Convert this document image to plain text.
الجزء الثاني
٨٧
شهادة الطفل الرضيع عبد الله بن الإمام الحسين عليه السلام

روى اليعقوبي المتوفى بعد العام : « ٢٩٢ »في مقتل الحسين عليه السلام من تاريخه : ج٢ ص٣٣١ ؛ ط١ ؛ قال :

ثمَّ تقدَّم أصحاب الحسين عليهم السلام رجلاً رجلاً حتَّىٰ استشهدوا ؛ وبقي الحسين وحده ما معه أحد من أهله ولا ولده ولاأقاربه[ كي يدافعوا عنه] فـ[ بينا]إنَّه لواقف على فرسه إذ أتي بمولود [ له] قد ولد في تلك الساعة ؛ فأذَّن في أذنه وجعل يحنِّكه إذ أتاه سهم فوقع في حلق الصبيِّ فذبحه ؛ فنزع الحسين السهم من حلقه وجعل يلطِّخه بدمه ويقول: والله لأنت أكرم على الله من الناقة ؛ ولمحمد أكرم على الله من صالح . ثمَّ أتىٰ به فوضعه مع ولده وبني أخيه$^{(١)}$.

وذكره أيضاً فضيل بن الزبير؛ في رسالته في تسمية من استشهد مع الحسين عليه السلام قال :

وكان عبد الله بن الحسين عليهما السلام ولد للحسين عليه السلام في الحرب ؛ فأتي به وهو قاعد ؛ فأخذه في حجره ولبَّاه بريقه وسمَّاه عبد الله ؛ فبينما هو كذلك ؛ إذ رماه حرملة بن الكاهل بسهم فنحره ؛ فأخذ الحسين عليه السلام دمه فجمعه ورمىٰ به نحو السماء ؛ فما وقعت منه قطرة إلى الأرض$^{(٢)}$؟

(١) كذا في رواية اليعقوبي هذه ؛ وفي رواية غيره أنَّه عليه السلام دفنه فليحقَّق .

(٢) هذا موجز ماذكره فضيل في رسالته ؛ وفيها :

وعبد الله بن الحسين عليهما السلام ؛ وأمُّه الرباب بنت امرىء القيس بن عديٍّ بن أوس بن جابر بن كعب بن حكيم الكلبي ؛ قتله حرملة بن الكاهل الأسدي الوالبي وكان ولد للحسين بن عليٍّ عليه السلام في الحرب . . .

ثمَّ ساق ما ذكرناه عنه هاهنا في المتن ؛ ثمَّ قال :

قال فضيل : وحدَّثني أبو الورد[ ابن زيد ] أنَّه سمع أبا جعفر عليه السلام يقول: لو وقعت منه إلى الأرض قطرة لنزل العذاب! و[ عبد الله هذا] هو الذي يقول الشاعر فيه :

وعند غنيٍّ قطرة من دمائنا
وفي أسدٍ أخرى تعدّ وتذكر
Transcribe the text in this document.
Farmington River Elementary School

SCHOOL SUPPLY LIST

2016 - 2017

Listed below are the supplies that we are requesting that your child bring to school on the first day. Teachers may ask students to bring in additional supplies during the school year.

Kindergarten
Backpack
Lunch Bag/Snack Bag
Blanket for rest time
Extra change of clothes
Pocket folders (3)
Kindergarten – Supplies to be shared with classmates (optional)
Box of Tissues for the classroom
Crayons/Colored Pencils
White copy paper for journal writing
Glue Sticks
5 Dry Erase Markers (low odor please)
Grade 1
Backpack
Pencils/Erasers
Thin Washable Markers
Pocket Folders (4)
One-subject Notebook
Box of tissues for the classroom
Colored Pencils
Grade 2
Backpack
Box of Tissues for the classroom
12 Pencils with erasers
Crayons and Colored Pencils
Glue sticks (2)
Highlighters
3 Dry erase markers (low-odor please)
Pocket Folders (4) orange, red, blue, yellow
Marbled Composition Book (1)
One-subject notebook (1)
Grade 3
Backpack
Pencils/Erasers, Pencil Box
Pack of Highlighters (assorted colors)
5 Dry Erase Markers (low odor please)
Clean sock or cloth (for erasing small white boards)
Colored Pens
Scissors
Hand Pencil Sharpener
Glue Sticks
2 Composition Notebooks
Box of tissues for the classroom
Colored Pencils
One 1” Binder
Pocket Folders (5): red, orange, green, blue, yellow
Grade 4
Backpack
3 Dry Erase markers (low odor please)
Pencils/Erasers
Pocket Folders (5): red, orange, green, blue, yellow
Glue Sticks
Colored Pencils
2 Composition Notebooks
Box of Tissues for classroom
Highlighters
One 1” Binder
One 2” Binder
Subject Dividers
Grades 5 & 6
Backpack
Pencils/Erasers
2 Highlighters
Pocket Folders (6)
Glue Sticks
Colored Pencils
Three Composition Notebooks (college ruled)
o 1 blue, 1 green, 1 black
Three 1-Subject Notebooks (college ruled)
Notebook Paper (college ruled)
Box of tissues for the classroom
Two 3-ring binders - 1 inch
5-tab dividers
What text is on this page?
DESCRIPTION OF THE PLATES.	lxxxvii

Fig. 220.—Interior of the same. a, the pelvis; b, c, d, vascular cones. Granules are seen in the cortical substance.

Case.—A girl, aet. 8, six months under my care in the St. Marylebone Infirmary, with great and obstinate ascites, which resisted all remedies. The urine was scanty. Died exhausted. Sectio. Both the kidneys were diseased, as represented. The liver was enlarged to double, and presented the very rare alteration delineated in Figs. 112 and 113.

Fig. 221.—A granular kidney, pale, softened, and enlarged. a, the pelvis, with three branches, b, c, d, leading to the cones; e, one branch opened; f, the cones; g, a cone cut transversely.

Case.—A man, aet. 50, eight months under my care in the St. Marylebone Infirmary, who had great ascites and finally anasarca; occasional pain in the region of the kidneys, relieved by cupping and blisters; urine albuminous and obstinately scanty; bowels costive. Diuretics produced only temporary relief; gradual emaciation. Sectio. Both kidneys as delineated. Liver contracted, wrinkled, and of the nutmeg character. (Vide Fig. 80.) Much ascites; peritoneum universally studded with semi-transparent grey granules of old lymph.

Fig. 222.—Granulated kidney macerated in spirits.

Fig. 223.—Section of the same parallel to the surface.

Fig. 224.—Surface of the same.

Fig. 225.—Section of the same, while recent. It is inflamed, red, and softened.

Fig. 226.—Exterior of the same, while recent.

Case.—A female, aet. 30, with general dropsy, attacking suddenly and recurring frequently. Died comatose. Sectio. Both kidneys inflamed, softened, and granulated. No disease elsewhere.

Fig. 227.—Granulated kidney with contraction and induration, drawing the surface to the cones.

Instruction
Retype all the material above precisely, with no line left out.

Output below
Convert this document image to plain text.
الجزء الثاني
٨٧
شهادة الطفل الرضيع عبد الله بن الإمام الحسين عليه السلام

روى اليعقوبي المتوفى بعد العام : « ٢٩٢ »في مقتل الحسين عليه السلام من تاريخه : ج٢ ص٣٣١ ؛ ط١ ؛ قال :

ثمَّ تقدَّم أصحاب الحسين عليهم السلام رجلاً رجلاً حتَّىٰ استشهدوا ؛ وبقي الحسين وحده ما معه أحد من أهله ولا ولده ولاأقاربه[ كي يدافعوا عنه] فـ[ بينا]إنَّه لواقف على فرسه إذ أتي بمولود [ له] قد ولد في تلك الساعة ؛ فأذَّن في أذنه وجعل يحنِّكه إذ أتاه سهم فوقع في حلق الصبيِّ فذبحه ؛ فنزع الحسين السهم من حلقه وجعل يلطِّخه بدمه ويقول: والله لأنت أكرم على الله من الناقة ؛ ولمحمد أكرم على الله من صالح . ثمَّ أتىٰ به فوضعه مع ولده وبني أخيه$^{(١)}$.

وذكره أيضاً فضيل بن الزبير؛ في رسالته في تسمية من استشهد مع الحسين عليه السلام قال :

وكان عبد الله بن الحسين عليهما السلام ولد للحسين عليه السلام في الحرب ؛ فأتي به وهو قاعد ؛ فأخذه في حجره ولبَّاه بريقه وسمَّاه عبد الله ؛ فبينما هو كذلك ؛ إذ رماه حرملة بن الكاهل بسهم فنحره ؛ فأخذ الحسين عليه السلام دمه فجمعه ورمىٰ به نحو السماء ؛ فما وقعت منه قطرة إلى الأرض$^{(٢)}$؟

(١) كذا في رواية اليعقوبي هذه ؛ وفي رواية غيره أنَّه عليه السلام دفنه فليحقَّق .

(٢) هذا موجز ماذكره فضيل في رسالته ؛ وفيها :

وعبد الله بن الحسين عليهما السلام ؛ وأمُّه الرباب بنت امرىء القيس بن عديٍّ بن أوس بن جابر بن كعب بن حكيم الكلبي ؛ قتله حرملة بن الكاهل الأسدي الوالبي وكان ولد للحسين بن عليٍّ عليه السلام في الحرب . . .

ثمَّ ساق ما ذكرناه عنه هاهنا في المتن ؛ ثمَّ قال :

قال فضيل : وحدَّثني أبو الورد[ ابن زيد ] أنَّه سمع أبا جعفر عليه السلام يقول: لو وقعت منه إلى الأرض قطرة لنزل العذاب! و[ عبد الله هذا] هو الذي يقول الشاعر فيه :

وعند غنيٍّ قطرة من دمائنا
وفي أسدٍ أخرى تعدّ وتذكر
Transcribe the text in this document.
Farmington River Elementary School

SCHOOL SUPPLY LIST

2016 - 2017

Listed below are the supplies that we are requesting that your child bring to school on the first day. Teachers may ask students to bring in additional supplies during the school year.

Kindergarten
Backpack
Lunch Bag/Snack Bag
Blanket for rest time
Extra change of clothes
Pocket folders (3)
Kindergarten – Supplies to be shared with classmates (optional)
Box of Tissues for the classroom
Crayons/Colored Pencils
White copy paper for journal writing
Glue Sticks
5 Dry Erase Markers (low odor please)
Grade 1
Backpack
Pencils/Erasers
Thin Washable Markers
Pocket Folders (4)
One-subject Notebook
Box of tissues for the classroom
Colored Pencils
Grade 2
Backpack
Box of Tissues for the classroom
12 Pencils with erasers
Crayons and Colored Pencils
Glue sticks (2)
Highlighters
3 Dry erase markers (low-odor please)
Pocket Folders (4) orange, red, blue, yellow
Marbled Composition Book (1)
One-subject notebook (1)
Grade 3
Backpack
Pencils/Erasers, Pencil Box
Pack of Highlighters (assorted colors)
5 Dry Erase Markers (low odor please)
Clean sock or cloth (for erasing small white boards)
Colored Pens
Scissors
Hand Pencil Sharpener
Glue Sticks
2 Composition Notebooks
Box of tissues for the classroom
Colored Pencils
One 1” Binder
Pocket Folders (5): red, orange, green, blue, yellow
Grade 4
Backpack
3 Dry Erase markers (low odor please)
Pencils/Erasers
Pocket Folders (5): red, orange, green, blue, yellow
Glue Sticks
Colored Pencils
2 Composition Notebooks
Box of Tissues for classroom
Highlighters
One 1” Binder
One 2” Binder
Subject Dividers
Grades 5 & 6
Backpack
Pencils/Erasers
2 Highlighters
Pocket Folders (6)
Glue Sticks
Colored Pencils
Three Composition Notebooks (college ruled)
o 1 blue, 1 green, 1 black
Three 1-Subject Notebooks (college ruled)
Notebook Paper (college ruled)
Box of tissues for the classroom
Two 3-ring binders - 1 inch
5-tab dividers
What text is on this page?
DESCRIPTION OF THE PLATES.	lxxxvii

Fig. 220.—Interior of the same. a, the pelvis; b, c, d, vascular cones. Granules are seen in the cortical substance.

Case.—A girl, aet. 8, six months under my care in the St. Marylebone Infirmary, with great and obstinate ascites, which resisted all remedies. The urine was scanty. Died exhausted. Sectio. Both the kidneys were diseased, as represented. The liver was enlarged to double, and presented the very rare alteration delineated in Figs. 112 and 113.

Fig. 221.—A granular kidney, pale, softened, and enlarged. a, the pelvis, with three branches, b, c, d, leading to the cones; e, one branch opened; f, the cones; g, a cone cut transversely.

Case.—A man, aet. 50, eight months under my care in the St. Marylebone Infirmary, who had great ascites and finally anasarca; occasional pain in the region of the kidneys, relieved by cupping and blisters; urine albuminous and obstinately scanty; bowels costive. Diuretics produced only temporary relief; gradual emaciation. Sectio. Both kidneys as delineated. Liver contracted, wrinkled, and of the nutmeg character. (Vide Fig. 80.) Much ascites; peritoneum universally studded with semi-transparent grey granules of old lymph.

Fig. 222.—Granulated kidney macerated in spirits.

Fig. 223.—Section of the same parallel to the surface.

Fig. 224.—Surface of the same.

Fig. 225.—Section of the same, while recent. It is inflamed, red, and softened.

Fig. 226.—Exterior of the same, while recent.

Case.—A female, aet. 30, with general dropsy, attacking suddenly and recurring frequently. Died comatose. Sectio. Both kidneys inflamed, softened, and granulated. No disease elsewhere.

Fig. 227.—Granulated kidney with contraction and induration, drawing the surface to the cones.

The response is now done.